*What is asked*:
Scan the records below. List lines holding "Oracle".

———

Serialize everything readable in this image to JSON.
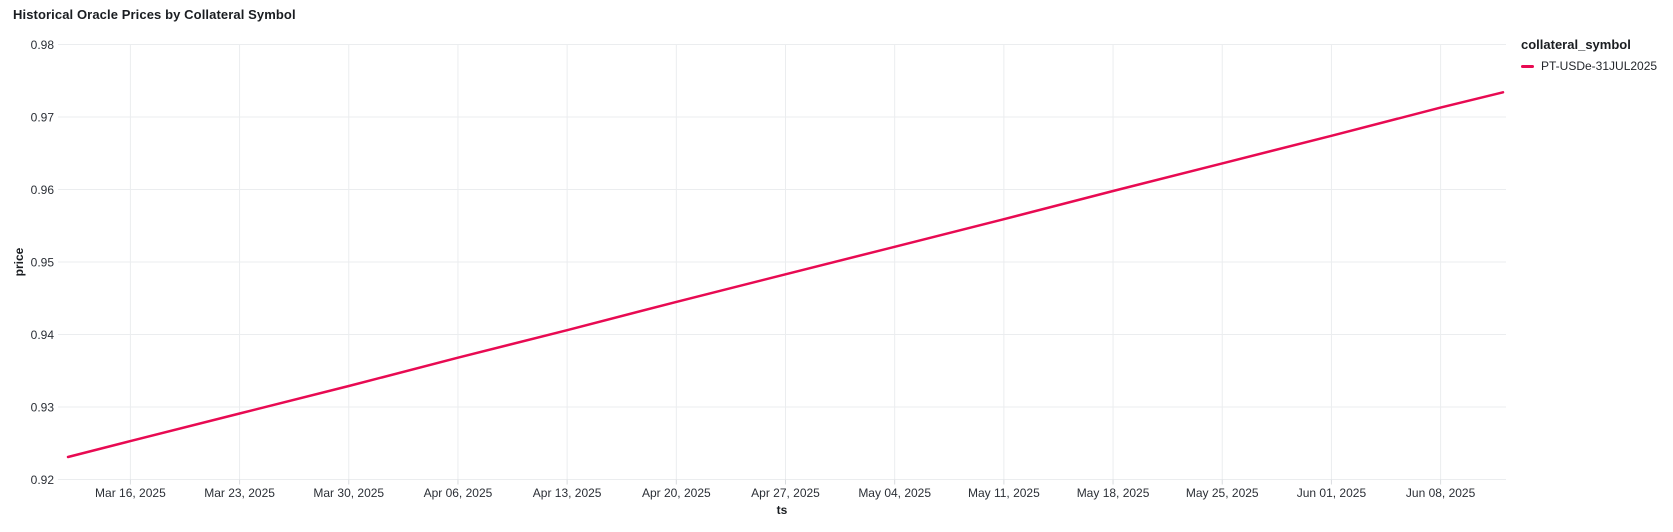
{
  "header": {
    "title": "Historical Oracle Prices by Collateral Symbol"
  },
  "legend": {
    "title": "collateral_symbol",
    "items": [
      {
        "label": "PT-USDe-31JUL2025",
        "color": "#e80a52"
      }
    ]
  },
  "colors": {
    "line": "#e80a52",
    "grid": "#ebedef",
    "tick_mark": "#d9dcdf",
    "tick_text": "#2b2f36",
    "background": "#ffffff"
  },
  "chart_data": {
    "type": "line",
    "title": "Historical Oracle Prices by Collateral Symbol",
    "xlabel": "ts",
    "ylabel": "price",
    "grid": true,
    "legend_position": "top-right",
    "ylim": [
      0.92,
      0.98
    ],
    "y_ticks": [
      "0.92",
      "0.93",
      "0.94",
      "0.95",
      "0.96",
      "0.97",
      "0.98"
    ],
    "x_domain": [
      "Mar 12, 2025",
      "Jun 12, 2025"
    ],
    "x_ticks": [
      "Mar 16, 2025",
      "Mar 23, 2025",
      "Mar 30, 2025",
      "Apr 06, 2025",
      "Apr 13, 2025",
      "Apr 20, 2025",
      "Apr 27, 2025",
      "May 04, 2025",
      "May 11, 2025",
      "May 18, 2025",
      "May 25, 2025",
      "Jun 01, 2025",
      "Jun 08, 2025"
    ],
    "series": [
      {
        "name": "PT-USDe-31JUL2025",
        "color": "#e80a52",
        "points": [
          {
            "date": "Mar 12, 2025",
            "price": 0.9231
          },
          {
            "date": "Mar 16, 2025",
            "price": 0.9253
          },
          {
            "date": "Mar 23, 2025",
            "price": 0.9291
          },
          {
            "date": "Mar 30, 2025",
            "price": 0.9329
          },
          {
            "date": "Apr 06, 2025",
            "price": 0.9368
          },
          {
            "date": "Apr 13, 2025",
            "price": 0.9406
          },
          {
            "date": "Apr 20, 2025",
            "price": 0.9445
          },
          {
            "date": "Apr 27, 2025",
            "price": 0.9483
          },
          {
            "date": "May 04, 2025",
            "price": 0.9521
          },
          {
            "date": "May 11, 2025",
            "price": 0.9559
          },
          {
            "date": "May 18, 2025",
            "price": 0.9598
          },
          {
            "date": "May 25, 2025",
            "price": 0.9636
          },
          {
            "date": "Jun 01, 2025",
            "price": 0.9674
          },
          {
            "date": "Jun 08, 2025",
            "price": 0.9713
          },
          {
            "date": "Jun 12, 2025",
            "price": 0.9734
          }
        ]
      }
    ]
  }
}
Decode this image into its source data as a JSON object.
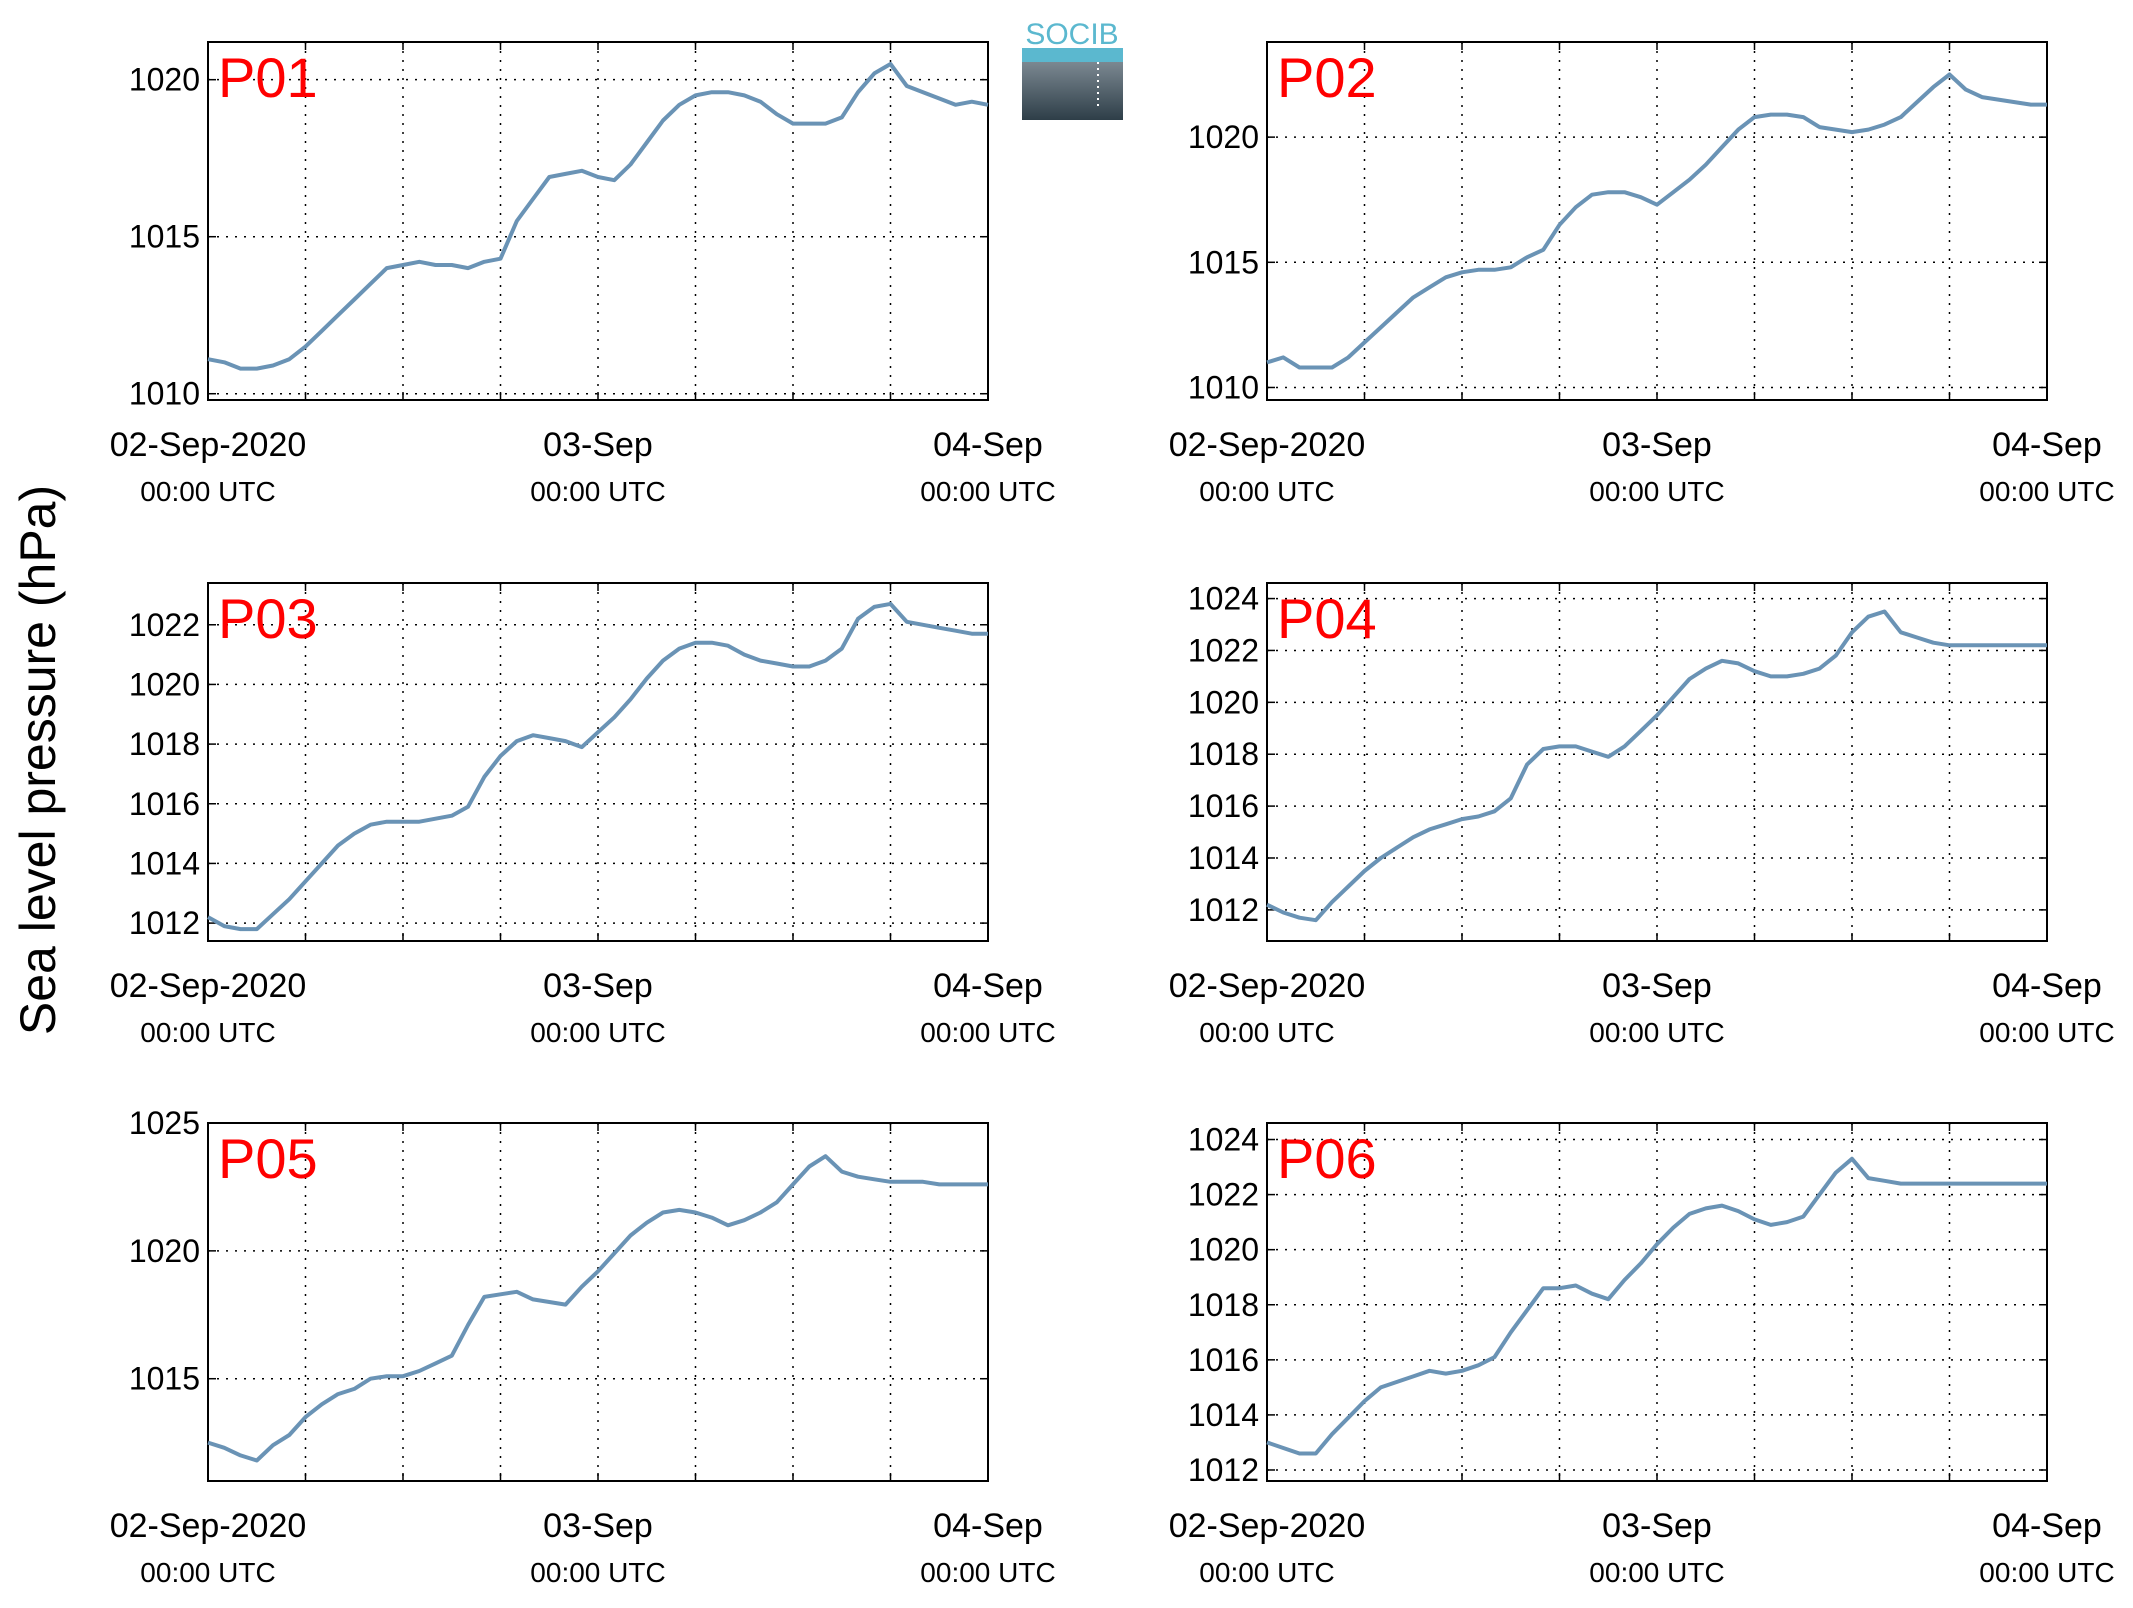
{
  "ylabel": "Sea level pressure (hPa)",
  "logo": {
    "text": "SOCIB",
    "color_top": "#5bb8cf",
    "color_bottom": "#2e3e48"
  },
  "x_ticks": [
    {
      "date": "02-Sep-2020",
      "time": "00:00 UTC"
    },
    {
      "date": "03-Sep",
      "time": "00:00 UTC"
    },
    {
      "date": "04-Sep",
      "time": "00:00 UTC"
    }
  ],
  "colors": {
    "series": "#6a93b5",
    "panel_label": "#ff0000",
    "grid": "#000000"
  },
  "chart_data": [
    {
      "type": "line",
      "panel": "P01",
      "xlim": [
        "2020-09-02 00:00",
        "2020-09-04 00:00"
      ],
      "ylim": [
        1009.8,
        1021.2
      ],
      "yticks": [
        1010,
        1015,
        1020
      ],
      "x_unit": "hours from 02-Sep-2020 00:00 UTC",
      "x": [
        0,
        1,
        2,
        3,
        4,
        5,
        6,
        7,
        8,
        9,
        10,
        11,
        12,
        13,
        14,
        15,
        16,
        17,
        18,
        19,
        20,
        21,
        22,
        23,
        24,
        25,
        26,
        27,
        28,
        29,
        30,
        31,
        32,
        33,
        34,
        35,
        36,
        37,
        38,
        39,
        40,
        41,
        42,
        43,
        44,
        45,
        46,
        47,
        48
      ],
      "values": [
        1011.1,
        1011.0,
        1010.8,
        1010.8,
        1010.9,
        1011.1,
        1011.5,
        1012.0,
        1012.5,
        1013.0,
        1013.5,
        1014.0,
        1014.1,
        1014.2,
        1014.1,
        1014.1,
        1014.0,
        1014.2,
        1014.3,
        1015.5,
        1016.2,
        1016.9,
        1017.0,
        1017.1,
        1016.9,
        1016.8,
        1017.3,
        1018.0,
        1018.7,
        1019.2,
        1019.5,
        1019.6,
        1019.6,
        1019.5,
        1019.3,
        1018.9,
        1018.6,
        1018.6,
        1018.6,
        1018.8,
        1019.6,
        1020.2,
        1020.5,
        1019.8,
        1019.6,
        1019.4,
        1019.2,
        1019.3,
        1019.2
      ]
    },
    {
      "type": "line",
      "panel": "P02",
      "xlim": [
        "2020-09-02 00:00",
        "2020-09-04 00:00"
      ],
      "ylim": [
        1009.5,
        1023.8
      ],
      "yticks": [
        1010,
        1015,
        1020
      ],
      "x_unit": "hours from 02-Sep-2020 00:00 UTC",
      "x": [
        0,
        1,
        2,
        3,
        4,
        5,
        6,
        7,
        8,
        9,
        10,
        11,
        12,
        13,
        14,
        15,
        16,
        17,
        18,
        19,
        20,
        21,
        22,
        23,
        24,
        25,
        26,
        27,
        28,
        29,
        30,
        31,
        32,
        33,
        34,
        35,
        36,
        37,
        38,
        39,
        40,
        41,
        42,
        43,
        44,
        45,
        46,
        47,
        48
      ],
      "values": [
        1011.0,
        1011.2,
        1010.8,
        1010.8,
        1010.8,
        1011.2,
        1011.8,
        1012.4,
        1013.0,
        1013.6,
        1014.0,
        1014.4,
        1014.6,
        1014.7,
        1014.7,
        1014.8,
        1015.2,
        1015.5,
        1016.5,
        1017.2,
        1017.7,
        1017.8,
        1017.8,
        1017.6,
        1017.3,
        1017.8,
        1018.3,
        1018.9,
        1019.6,
        1020.3,
        1020.8,
        1020.9,
        1020.9,
        1020.8,
        1020.4,
        1020.3,
        1020.2,
        1020.3,
        1020.5,
        1020.8,
        1021.4,
        1022.0,
        1022.5,
        1021.9,
        1021.6,
        1021.5,
        1021.4,
        1021.3,
        1021.3
      ]
    },
    {
      "type": "line",
      "panel": "P03",
      "xlim": [
        "2020-09-02 00:00",
        "2020-09-04 00:00"
      ],
      "ylim": [
        1011.4,
        1023.4
      ],
      "yticks": [
        1012,
        1014,
        1016,
        1018,
        1020,
        1022
      ],
      "x_unit": "hours from 02-Sep-2020 00:00 UTC",
      "x": [
        0,
        1,
        2,
        3,
        4,
        5,
        6,
        7,
        8,
        9,
        10,
        11,
        12,
        13,
        14,
        15,
        16,
        17,
        18,
        19,
        20,
        21,
        22,
        23,
        24,
        25,
        26,
        27,
        28,
        29,
        30,
        31,
        32,
        33,
        34,
        35,
        36,
        37,
        38,
        39,
        40,
        41,
        42,
        43,
        44,
        45,
        46,
        47,
        48
      ],
      "values": [
        1012.2,
        1011.9,
        1011.8,
        1011.8,
        1012.3,
        1012.8,
        1013.4,
        1014.0,
        1014.6,
        1015.0,
        1015.3,
        1015.4,
        1015.4,
        1015.4,
        1015.5,
        1015.6,
        1015.9,
        1016.9,
        1017.6,
        1018.1,
        1018.3,
        1018.2,
        1018.1,
        1017.9,
        1018.4,
        1018.9,
        1019.5,
        1020.2,
        1020.8,
        1021.2,
        1021.4,
        1021.4,
        1021.3,
        1021.0,
        1020.8,
        1020.7,
        1020.6,
        1020.6,
        1020.8,
        1021.2,
        1022.2,
        1022.6,
        1022.7,
        1022.1,
        1022.0,
        1021.9,
        1021.8,
        1021.7,
        1021.7
      ]
    },
    {
      "type": "line",
      "panel": "P04",
      "xlim": [
        "2020-09-02 00:00",
        "2020-09-04 00:00"
      ],
      "ylim": [
        1010.8,
        1024.6
      ],
      "yticks": [
        1012,
        1014,
        1016,
        1018,
        1020,
        1022,
        1024
      ],
      "x_unit": "hours from 02-Sep-2020 00:00 UTC",
      "x": [
        0,
        1,
        2,
        3,
        4,
        5,
        6,
        7,
        8,
        9,
        10,
        11,
        12,
        13,
        14,
        15,
        16,
        17,
        18,
        19,
        20,
        21,
        22,
        23,
        24,
        25,
        26,
        27,
        28,
        29,
        30,
        31,
        32,
        33,
        34,
        35,
        36,
        37,
        38,
        39,
        40,
        41,
        42,
        43,
        44,
        45,
        46,
        47,
        48
      ],
      "values": [
        1012.2,
        1011.9,
        1011.7,
        1011.6,
        1012.3,
        1012.9,
        1013.5,
        1014.0,
        1014.4,
        1014.8,
        1015.1,
        1015.3,
        1015.5,
        1015.6,
        1015.8,
        1016.3,
        1017.6,
        1018.2,
        1018.3,
        1018.3,
        1018.1,
        1017.9,
        1018.3,
        1018.9,
        1019.5,
        1020.2,
        1020.9,
        1021.3,
        1021.6,
        1021.5,
        1021.2,
        1021.0,
        1021.0,
        1021.1,
        1021.3,
        1021.8,
        1022.7,
        1023.3,
        1023.5,
        1022.7,
        1022.5,
        1022.3,
        1022.2,
        1022.2,
        1022.2,
        1022.2,
        1022.2,
        1022.2,
        1022.2
      ]
    },
    {
      "type": "line",
      "panel": "P05",
      "xlim": [
        "2020-09-02 00:00",
        "2020-09-04 00:00"
      ],
      "ylim": [
        1011,
        1025
      ],
      "yticks": [
        1015,
        1020,
        1025
      ],
      "x_unit": "hours from 02-Sep-2020 00:00 UTC",
      "x": [
        0,
        1,
        2,
        3,
        4,
        5,
        6,
        7,
        8,
        9,
        10,
        11,
        12,
        13,
        14,
        15,
        16,
        17,
        18,
        19,
        20,
        21,
        22,
        23,
        24,
        25,
        26,
        27,
        28,
        29,
        30,
        31,
        32,
        33,
        34,
        35,
        36,
        37,
        38,
        39,
        40,
        41,
        42,
        43,
        44,
        45,
        46,
        47,
        48
      ],
      "values": [
        1012.5,
        1012.3,
        1012.0,
        1011.8,
        1012.4,
        1012.8,
        1013.5,
        1014.0,
        1014.4,
        1014.6,
        1015.0,
        1015.1,
        1015.1,
        1015.3,
        1015.6,
        1015.9,
        1017.1,
        1018.2,
        1018.3,
        1018.4,
        1018.1,
        1018.0,
        1017.9,
        1018.6,
        1019.2,
        1019.9,
        1020.6,
        1021.1,
        1021.5,
        1021.6,
        1021.5,
        1021.3,
        1021.0,
        1021.2,
        1021.5,
        1021.9,
        1022.6,
        1023.3,
        1023.7,
        1023.1,
        1022.9,
        1022.8,
        1022.7,
        1022.7,
        1022.7,
        1022.6,
        1022.6,
        1022.6,
        1022.6
      ]
    },
    {
      "type": "line",
      "panel": "P06",
      "xlim": [
        "2020-09-02 00:00",
        "2020-09-04 00:00"
      ],
      "ylim": [
        1011.6,
        1024.6
      ],
      "yticks": [
        1012,
        1014,
        1016,
        1018,
        1020,
        1022,
        1024
      ],
      "x_unit": "hours from 02-Sep-2020 00:00 UTC",
      "x": [
        0,
        1,
        2,
        3,
        4,
        5,
        6,
        7,
        8,
        9,
        10,
        11,
        12,
        13,
        14,
        15,
        16,
        17,
        18,
        19,
        20,
        21,
        22,
        23,
        24,
        25,
        26,
        27,
        28,
        29,
        30,
        31,
        32,
        33,
        34,
        35,
        36,
        37,
        38,
        39,
        40,
        41,
        42,
        43,
        44,
        45,
        46,
        47,
        48
      ],
      "values": [
        1013.0,
        1012.8,
        1012.6,
        1012.6,
        1013.3,
        1013.9,
        1014.5,
        1015.0,
        1015.2,
        1015.4,
        1015.6,
        1015.5,
        1015.6,
        1015.8,
        1016.1,
        1017.0,
        1017.8,
        1018.6,
        1018.6,
        1018.7,
        1018.4,
        1018.2,
        1018.9,
        1019.5,
        1020.2,
        1020.8,
        1021.3,
        1021.5,
        1021.6,
        1021.4,
        1021.1,
        1020.9,
        1021.0,
        1021.2,
        1022.0,
        1022.8,
        1023.3,
        1022.6,
        1022.5,
        1022.4,
        1022.4,
        1022.4,
        1022.4,
        1022.4,
        1022.4,
        1022.4,
        1022.4,
        1022.4,
        1022.4
      ]
    }
  ]
}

———

*Answer for this exercise*:
    "title": "Historical Oracle Prices by Collateral Symbol"
    "title": "Historical Oracle Prices by Collateral Symbol",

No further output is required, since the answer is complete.